● WHAT THE TASK ASKS
Write out only the tail of the records, beginning at the line containing "What's the underlying" and including the last line, exactly as written.

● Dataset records
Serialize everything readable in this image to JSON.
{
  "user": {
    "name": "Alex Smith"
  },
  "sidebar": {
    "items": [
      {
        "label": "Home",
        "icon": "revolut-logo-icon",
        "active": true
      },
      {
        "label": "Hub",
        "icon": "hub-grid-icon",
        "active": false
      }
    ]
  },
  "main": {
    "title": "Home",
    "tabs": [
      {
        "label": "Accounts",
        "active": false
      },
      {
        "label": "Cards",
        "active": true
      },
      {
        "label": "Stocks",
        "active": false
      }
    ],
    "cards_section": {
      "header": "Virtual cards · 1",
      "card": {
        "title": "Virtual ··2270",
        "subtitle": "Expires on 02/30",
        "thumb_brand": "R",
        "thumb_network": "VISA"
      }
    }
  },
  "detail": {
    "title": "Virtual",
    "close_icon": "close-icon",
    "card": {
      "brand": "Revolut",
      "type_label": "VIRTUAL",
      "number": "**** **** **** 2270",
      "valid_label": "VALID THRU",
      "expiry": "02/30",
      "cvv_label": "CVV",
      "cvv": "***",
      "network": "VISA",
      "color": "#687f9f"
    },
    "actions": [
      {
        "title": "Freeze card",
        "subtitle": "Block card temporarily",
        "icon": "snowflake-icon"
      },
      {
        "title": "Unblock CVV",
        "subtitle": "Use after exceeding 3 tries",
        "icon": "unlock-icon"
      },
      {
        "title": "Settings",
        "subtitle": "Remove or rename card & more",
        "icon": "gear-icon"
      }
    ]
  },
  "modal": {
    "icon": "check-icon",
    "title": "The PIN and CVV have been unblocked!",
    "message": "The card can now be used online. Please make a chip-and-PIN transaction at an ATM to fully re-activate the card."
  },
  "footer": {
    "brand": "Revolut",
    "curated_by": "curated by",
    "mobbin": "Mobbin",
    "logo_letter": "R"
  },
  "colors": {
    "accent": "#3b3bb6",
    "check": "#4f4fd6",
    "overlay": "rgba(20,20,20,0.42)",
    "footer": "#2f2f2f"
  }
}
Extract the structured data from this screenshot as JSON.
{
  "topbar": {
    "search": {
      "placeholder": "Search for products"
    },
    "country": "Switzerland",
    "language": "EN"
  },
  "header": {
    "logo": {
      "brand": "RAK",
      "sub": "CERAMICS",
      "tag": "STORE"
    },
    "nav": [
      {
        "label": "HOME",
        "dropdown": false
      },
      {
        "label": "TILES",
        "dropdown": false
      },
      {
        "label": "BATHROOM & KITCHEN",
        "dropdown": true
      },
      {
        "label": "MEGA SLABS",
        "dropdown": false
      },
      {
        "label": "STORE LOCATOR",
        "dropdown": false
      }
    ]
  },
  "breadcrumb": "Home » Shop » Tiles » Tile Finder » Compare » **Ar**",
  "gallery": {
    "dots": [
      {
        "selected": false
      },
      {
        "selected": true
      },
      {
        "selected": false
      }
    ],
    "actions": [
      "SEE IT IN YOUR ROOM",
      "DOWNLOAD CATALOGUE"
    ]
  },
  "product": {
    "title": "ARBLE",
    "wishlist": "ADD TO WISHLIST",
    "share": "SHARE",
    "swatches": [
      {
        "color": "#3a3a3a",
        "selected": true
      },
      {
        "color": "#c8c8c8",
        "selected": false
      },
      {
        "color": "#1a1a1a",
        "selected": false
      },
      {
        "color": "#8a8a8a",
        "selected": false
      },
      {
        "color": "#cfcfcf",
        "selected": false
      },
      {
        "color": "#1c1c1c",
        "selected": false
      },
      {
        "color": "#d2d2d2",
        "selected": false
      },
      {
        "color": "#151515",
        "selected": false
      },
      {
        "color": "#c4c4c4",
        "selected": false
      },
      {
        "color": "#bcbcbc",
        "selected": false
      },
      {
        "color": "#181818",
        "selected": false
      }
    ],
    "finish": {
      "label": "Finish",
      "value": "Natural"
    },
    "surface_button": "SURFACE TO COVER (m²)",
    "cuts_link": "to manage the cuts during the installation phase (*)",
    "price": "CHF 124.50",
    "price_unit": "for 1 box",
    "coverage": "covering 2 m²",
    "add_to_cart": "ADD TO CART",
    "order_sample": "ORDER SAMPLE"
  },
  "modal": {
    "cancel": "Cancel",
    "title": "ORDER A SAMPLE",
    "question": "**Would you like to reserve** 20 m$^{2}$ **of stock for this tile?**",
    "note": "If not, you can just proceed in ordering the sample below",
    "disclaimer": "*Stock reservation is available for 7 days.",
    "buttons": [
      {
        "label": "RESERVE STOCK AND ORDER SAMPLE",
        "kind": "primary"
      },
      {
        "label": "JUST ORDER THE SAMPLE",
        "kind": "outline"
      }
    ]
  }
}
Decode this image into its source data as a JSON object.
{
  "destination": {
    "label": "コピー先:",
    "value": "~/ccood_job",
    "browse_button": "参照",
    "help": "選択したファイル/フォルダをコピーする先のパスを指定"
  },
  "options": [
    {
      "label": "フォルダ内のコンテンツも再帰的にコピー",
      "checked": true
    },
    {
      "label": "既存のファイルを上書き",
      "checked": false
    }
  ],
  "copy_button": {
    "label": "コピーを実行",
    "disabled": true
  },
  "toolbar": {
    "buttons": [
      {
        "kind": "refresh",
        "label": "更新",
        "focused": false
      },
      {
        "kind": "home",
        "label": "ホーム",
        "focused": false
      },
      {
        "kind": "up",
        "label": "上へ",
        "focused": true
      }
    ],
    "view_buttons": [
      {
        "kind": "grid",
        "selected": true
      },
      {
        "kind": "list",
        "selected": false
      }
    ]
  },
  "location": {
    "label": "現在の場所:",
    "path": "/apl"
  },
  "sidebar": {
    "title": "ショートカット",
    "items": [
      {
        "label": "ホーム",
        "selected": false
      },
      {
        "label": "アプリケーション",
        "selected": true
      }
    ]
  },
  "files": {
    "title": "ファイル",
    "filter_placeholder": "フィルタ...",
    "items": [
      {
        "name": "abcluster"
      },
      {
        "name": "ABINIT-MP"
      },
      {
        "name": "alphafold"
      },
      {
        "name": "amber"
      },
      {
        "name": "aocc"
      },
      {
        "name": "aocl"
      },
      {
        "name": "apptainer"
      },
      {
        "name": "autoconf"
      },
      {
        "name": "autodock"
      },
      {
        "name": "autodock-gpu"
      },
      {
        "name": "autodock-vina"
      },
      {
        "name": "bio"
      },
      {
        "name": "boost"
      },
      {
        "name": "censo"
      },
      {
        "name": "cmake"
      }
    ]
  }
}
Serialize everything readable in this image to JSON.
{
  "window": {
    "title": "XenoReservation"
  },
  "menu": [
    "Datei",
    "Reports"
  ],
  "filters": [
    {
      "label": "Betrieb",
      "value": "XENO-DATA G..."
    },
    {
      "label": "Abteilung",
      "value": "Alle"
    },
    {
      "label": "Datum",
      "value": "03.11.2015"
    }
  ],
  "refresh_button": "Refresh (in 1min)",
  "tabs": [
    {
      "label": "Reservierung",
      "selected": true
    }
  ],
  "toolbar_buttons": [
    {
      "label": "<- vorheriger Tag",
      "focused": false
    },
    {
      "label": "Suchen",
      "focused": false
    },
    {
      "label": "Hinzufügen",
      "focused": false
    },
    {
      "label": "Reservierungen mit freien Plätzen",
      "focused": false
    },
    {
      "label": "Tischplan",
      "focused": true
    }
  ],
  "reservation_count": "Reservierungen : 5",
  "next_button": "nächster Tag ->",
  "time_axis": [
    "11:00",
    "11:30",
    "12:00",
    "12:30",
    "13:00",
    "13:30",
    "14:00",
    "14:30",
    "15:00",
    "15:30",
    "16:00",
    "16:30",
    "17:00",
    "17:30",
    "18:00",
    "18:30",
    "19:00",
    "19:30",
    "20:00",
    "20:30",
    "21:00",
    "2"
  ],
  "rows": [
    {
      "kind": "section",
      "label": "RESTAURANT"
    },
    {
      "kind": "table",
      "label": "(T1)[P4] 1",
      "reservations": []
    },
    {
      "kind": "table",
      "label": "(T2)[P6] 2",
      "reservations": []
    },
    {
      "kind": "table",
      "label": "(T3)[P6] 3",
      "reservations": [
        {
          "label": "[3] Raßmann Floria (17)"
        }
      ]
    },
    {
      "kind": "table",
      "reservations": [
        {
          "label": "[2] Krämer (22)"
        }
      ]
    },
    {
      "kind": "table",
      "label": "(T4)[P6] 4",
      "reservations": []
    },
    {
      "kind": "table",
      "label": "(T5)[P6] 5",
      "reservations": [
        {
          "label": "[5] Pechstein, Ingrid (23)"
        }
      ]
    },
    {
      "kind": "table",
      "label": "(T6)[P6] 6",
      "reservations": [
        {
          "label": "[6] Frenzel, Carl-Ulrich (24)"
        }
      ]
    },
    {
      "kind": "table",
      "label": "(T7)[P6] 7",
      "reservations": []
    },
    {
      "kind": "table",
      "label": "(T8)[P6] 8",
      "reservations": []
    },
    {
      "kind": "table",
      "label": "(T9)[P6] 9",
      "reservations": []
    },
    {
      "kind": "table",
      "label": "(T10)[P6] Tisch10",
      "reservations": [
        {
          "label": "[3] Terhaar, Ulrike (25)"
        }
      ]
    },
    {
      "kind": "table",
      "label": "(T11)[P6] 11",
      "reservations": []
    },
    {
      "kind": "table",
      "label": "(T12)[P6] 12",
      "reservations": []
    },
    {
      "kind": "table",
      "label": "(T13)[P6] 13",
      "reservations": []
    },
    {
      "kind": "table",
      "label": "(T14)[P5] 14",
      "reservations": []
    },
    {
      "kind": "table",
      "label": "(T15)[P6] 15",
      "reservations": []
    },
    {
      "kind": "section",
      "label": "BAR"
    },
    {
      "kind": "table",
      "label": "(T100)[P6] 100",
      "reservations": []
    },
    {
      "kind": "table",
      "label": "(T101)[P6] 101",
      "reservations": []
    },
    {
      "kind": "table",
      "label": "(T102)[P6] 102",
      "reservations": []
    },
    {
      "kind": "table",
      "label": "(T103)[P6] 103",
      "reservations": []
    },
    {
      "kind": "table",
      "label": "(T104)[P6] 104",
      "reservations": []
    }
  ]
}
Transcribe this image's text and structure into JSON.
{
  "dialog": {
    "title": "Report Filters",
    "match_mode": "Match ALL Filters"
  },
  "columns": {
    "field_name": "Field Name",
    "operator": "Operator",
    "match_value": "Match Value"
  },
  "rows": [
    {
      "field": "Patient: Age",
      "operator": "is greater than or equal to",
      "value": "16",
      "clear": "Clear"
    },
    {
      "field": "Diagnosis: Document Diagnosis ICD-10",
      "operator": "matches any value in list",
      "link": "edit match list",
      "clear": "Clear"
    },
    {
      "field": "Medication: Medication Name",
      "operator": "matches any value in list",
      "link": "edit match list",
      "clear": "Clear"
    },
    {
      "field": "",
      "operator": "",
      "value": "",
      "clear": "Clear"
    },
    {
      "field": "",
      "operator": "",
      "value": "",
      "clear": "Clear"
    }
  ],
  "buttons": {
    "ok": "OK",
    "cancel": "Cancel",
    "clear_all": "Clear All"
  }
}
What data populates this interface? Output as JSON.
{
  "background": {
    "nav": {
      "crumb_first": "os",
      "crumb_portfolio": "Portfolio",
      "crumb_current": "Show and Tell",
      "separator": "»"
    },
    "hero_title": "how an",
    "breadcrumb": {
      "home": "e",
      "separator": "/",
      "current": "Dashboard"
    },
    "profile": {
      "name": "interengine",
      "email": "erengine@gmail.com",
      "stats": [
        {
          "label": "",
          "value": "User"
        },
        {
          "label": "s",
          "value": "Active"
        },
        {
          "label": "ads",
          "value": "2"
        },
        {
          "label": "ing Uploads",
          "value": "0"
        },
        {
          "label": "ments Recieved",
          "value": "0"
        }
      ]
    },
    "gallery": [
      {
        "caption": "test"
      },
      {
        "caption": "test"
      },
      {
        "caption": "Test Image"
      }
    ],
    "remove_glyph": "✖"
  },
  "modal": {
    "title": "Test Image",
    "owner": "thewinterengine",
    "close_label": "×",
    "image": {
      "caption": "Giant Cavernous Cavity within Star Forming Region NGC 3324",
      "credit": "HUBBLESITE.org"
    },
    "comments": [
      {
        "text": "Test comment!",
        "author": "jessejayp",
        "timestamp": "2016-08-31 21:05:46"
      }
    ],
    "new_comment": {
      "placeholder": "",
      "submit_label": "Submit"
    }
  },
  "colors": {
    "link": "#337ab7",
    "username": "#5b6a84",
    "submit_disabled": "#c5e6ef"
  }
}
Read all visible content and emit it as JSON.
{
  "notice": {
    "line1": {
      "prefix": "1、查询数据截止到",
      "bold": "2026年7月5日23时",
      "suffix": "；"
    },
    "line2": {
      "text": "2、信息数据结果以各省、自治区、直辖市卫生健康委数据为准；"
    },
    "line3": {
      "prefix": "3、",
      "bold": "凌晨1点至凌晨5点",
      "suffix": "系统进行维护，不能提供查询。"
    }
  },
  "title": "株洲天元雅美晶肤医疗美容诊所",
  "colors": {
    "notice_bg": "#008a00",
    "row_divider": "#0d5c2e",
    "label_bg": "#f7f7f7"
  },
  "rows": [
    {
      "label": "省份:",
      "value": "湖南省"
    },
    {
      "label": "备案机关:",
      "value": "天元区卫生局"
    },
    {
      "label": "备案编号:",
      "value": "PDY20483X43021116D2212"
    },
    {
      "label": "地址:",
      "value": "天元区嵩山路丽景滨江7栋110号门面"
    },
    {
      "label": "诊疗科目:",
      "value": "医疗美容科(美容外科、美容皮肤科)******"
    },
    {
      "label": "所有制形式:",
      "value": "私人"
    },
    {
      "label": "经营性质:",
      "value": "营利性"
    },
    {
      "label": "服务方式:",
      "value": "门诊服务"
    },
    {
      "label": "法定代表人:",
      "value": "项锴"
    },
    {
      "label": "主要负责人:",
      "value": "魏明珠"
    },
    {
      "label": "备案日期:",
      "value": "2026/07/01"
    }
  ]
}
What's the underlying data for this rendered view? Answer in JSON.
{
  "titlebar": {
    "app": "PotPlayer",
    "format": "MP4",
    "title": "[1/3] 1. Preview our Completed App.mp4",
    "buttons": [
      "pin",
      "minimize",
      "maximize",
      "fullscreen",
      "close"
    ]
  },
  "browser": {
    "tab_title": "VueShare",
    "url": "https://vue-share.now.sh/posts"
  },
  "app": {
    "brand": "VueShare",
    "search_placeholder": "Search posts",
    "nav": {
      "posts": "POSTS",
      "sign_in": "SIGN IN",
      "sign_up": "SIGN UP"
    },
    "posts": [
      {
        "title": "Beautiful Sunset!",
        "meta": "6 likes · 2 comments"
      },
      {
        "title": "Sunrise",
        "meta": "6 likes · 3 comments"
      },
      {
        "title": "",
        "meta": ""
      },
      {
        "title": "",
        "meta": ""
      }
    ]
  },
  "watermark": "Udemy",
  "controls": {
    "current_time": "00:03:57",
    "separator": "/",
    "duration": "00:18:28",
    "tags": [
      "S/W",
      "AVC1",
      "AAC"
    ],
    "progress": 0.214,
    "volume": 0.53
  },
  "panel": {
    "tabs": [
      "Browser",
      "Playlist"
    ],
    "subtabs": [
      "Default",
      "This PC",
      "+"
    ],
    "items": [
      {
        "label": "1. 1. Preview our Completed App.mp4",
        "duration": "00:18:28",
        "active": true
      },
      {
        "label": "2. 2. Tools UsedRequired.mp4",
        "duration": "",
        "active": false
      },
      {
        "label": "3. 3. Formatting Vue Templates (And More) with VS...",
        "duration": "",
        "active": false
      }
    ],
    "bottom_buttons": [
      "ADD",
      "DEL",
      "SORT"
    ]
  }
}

● TASK OUTPUT
What's the underlying data for this rendered view? Answer in JSON.
{
  "titlebar": {
    "app": "PotPlayer",
    "format": "MP4",
    "title": "[1/3] 1. Preview our Completed App.mp4",
    "buttons": [
      "pin",
      "minimize",
      "maximize",
      "fullscreen",
      "close"
    ]
  },
  "browser": {
    "tab_title": "VueShare",
    "url": "https://vue-share.now.sh/posts"
  },
  "app": {
    "brand": "VueShare",
    "search_placeholder": "Search posts",
    "nav": {
      "posts": "POSTS",
      "sign_in": "SIGN IN",
      "sign_up": "SIGN UP"
    },
    "posts": [
      {
        "title": "Beautiful Sunset!",
        "meta": "6 likes · 2 comments"
      },
      {
        "title": "Sunrise",
        "meta": "6 likes · 3 comments"
      },
      {
        "title": "",
        "meta": ""
      },
      {
        "title": "",
        "meta": ""
      }
    ]
  },
  "watermark": "Udemy",
  "controls": {
    "current_time": "00:03:57",
    "separator": "/",
    "duration": "00:18:28",
    "tags": [
      "S/W",
      "AVC1",
      "AAC"
    ],
    "progress": 0.214,
    "volume": 0.53
  },
  "panel": {
    "tabs": [
      "Browser",
      "Playlist"
    ],
    "subtabs": [
      "Default",
      "This PC",
      "+"
    ],
    "items": [
      {
        "label": "1. 1. Preview our Completed App.mp4",
        "duration": "00:18:28",
        "active": true
      },
      {
        "label": "2. 2. Tools UsedRequired.mp4",
        "duration": "",
        "active": false
      },
      {
        "label": "3. 3. Formatting Vue Templates (And More) with VS...",
        "duration": "",
        "active": false
      }
    ],
    "bottom_buttons": [
      "ADD",
      "DEL",
      "SORT"
    ]
  }
}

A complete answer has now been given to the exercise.